-- PROMPT --
Find each line with the string "Καλοῦμεν" and copy it.

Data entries
■ ■ ■ ■ ■ ■ ■

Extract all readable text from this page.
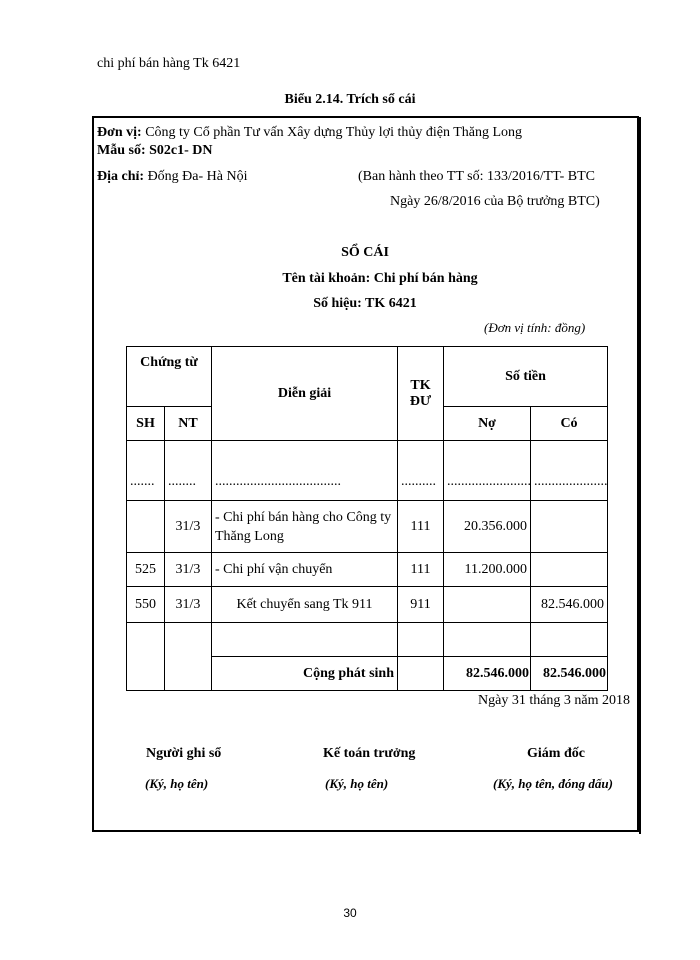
chi phí bán hàng Tk 6421
Biểu 2.14. Trích sổ cái
Đơn vị: Công ty Cổ phần Tư vấn Xây dựng Thủy lợi thủy điện Thăng Long
Mẫu số: S02c1- DN
Địa chỉ: Đống Đa- Hà Nội	(Ban hành theo TT số: 133/2016/TT- BTC
Ngày 26/8/2016 của Bộ trưởng BTC)
SỔ CÁI
Tên tài khoản: Chi phí bán hàng
Số hiệu: TK 6421
(Đơn vị tính: đồng)
Chứng từ		Diễn giải	TK ĐƯ	Số tiền	
SH	NT			Nợ	Có
.......	........	....................................	..........	........................	.....................
	31/3	- Chi phí bán hàng cho Công ty Thăng Long	111	20.356.000	
525	31/3	- Chi phí vận chuyển	111	11.200.000	
550	31/3	Kết chuyển sang Tk 911	911		82.546.000

		Cộng phát sinh		82.546.000	82.546.000
Ngày 31 tháng 3 năm 2018
Người ghi sổ	Kế toán trưởng	Giám đốc
(Ký, họ tên)	(Ký, họ tên)	(Ký, họ tên, đóng dấu)
30
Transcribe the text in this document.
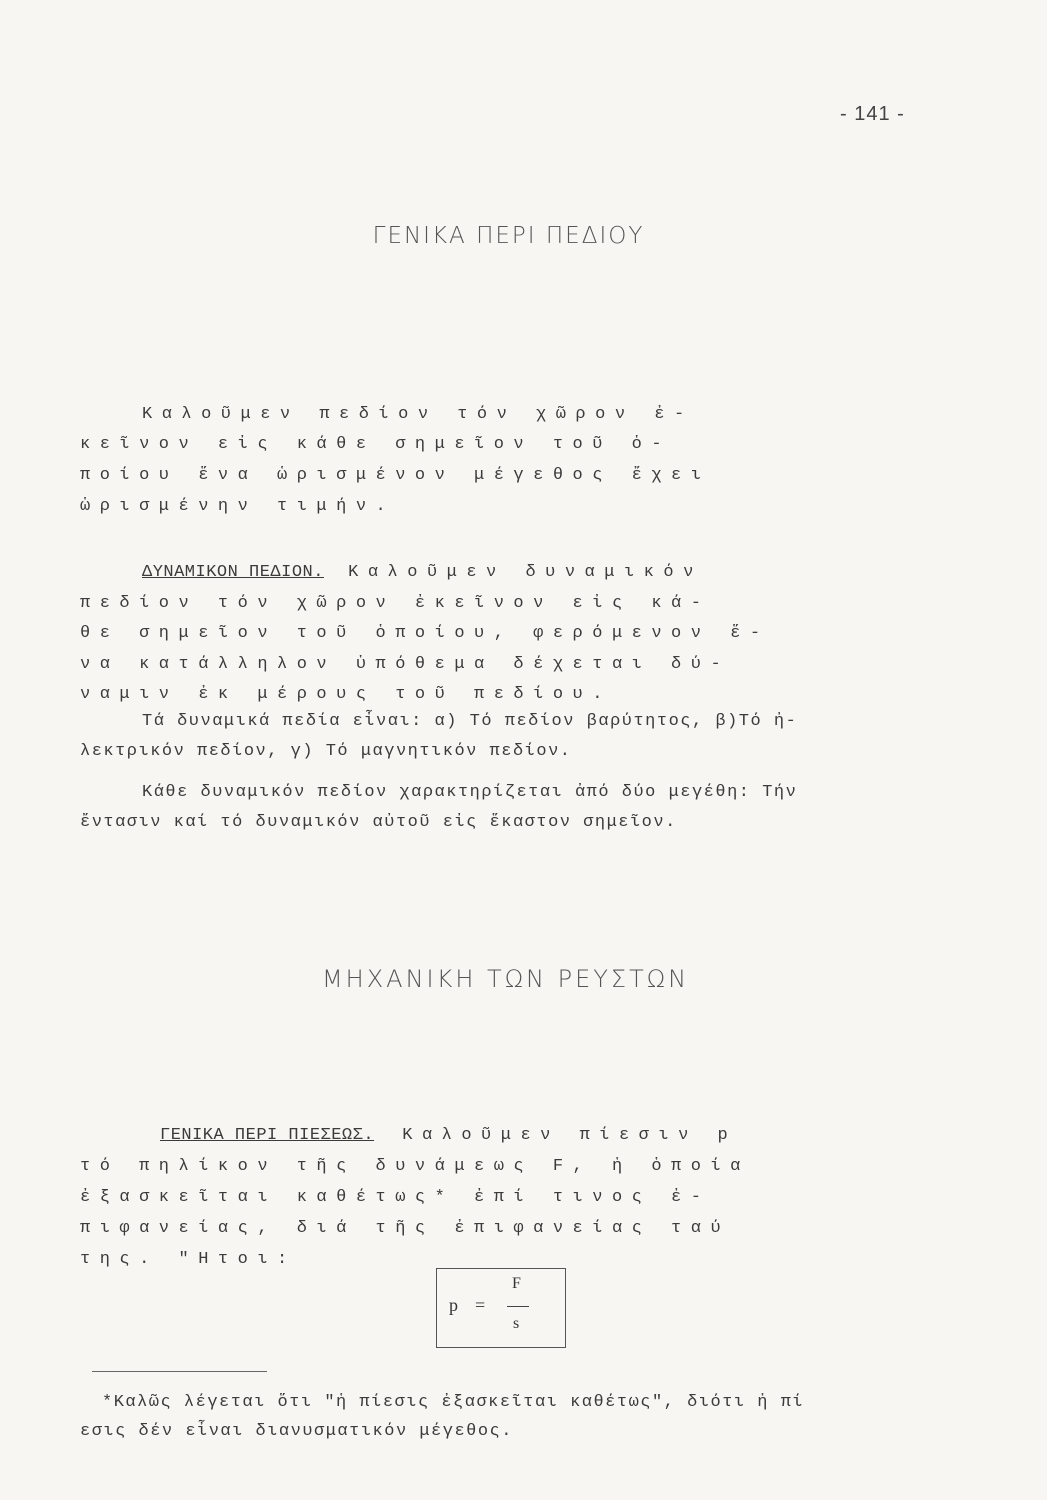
- 141 -
ΓΕΝΙΚΑ ΠΕΡΙ ΠΕΔΙΟΥ
Καλοῦμεν πεδίον τόν χῶρον ἐ-
κεῖνον εἰς κάθε σημεῖον τοῦ ὁ-
ποίου ἕνα ὡρισμένον μέγεθος ἔχει
ὡρισμένην τιμήν.
ΔΥΝΑΜΙΚΟΝ ΠΕΔΙΟΝ. Καλοῦμεν δυναμικόν
πεδίον τόν χῶρον ἐκεῖνον εἰς κά-
θε σημεῖον τοῦ ὁποίου, φερόμενον ἕ-
να κατάλληλον ὑπόθεμα δέχεται δύ-
ναμιν ἐκ μέρους τοῦ πεδίου.
Τά δυναμικά πεδία εἶναι: α) Τό πεδίον βαρύτητος, β)Τό ἠ-
λεκτρικόν πεδίον, γ) Τό μαγνητικόν πεδίον.
Κάθε δυναμικόν πεδίον χαρακτηρίζεται ἀπό δύο μεγέθη: Τήν
ἔντασιν καί τό δυναμικόν αὐτοῦ εἰς ἕκαστον σημεῖον.
ΜΗΧΑΝΙΚΗ ΤΩΝ ΡΕΥΣΤΩΝ
ΓΕΝΙΚΑ ΠΕΡΙ ΠΙΕΣΕΩΣ. Καλοῦμεν πίεσιν p
τό πηλίκον τῆς δυνάμεως F, ἡ ὁποία
ἐξασκεῖται καθέτως* ἐπί τινος ἐ-
πιφανείας, διά τῆς ἐπιφανείας ταύ
της. "Ητοι:
p =
F
s
*Καλῶς λέγεται ὅτι "ἡ πίεσις ἐξασκεῖται καθέτως", διότι ἡ πί
εσις δέν εἶναι διανυσματικόν μέγεθος.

■ ■ ■ ■ ■ ■ ■

-- TASK SOLUTION --
Καλοῦμεν πεδίον τόν χῶρον ἐ-
ΔΥΝΑΜΙΚΟΝ ΠΕΔΙΟΝ. Καλοῦμεν δυναμικόν
ΓΕΝΙΚΑ ΠΕΡΙ ΠΙΕΣΕΩΣ. Καλοῦμεν πίεσιν p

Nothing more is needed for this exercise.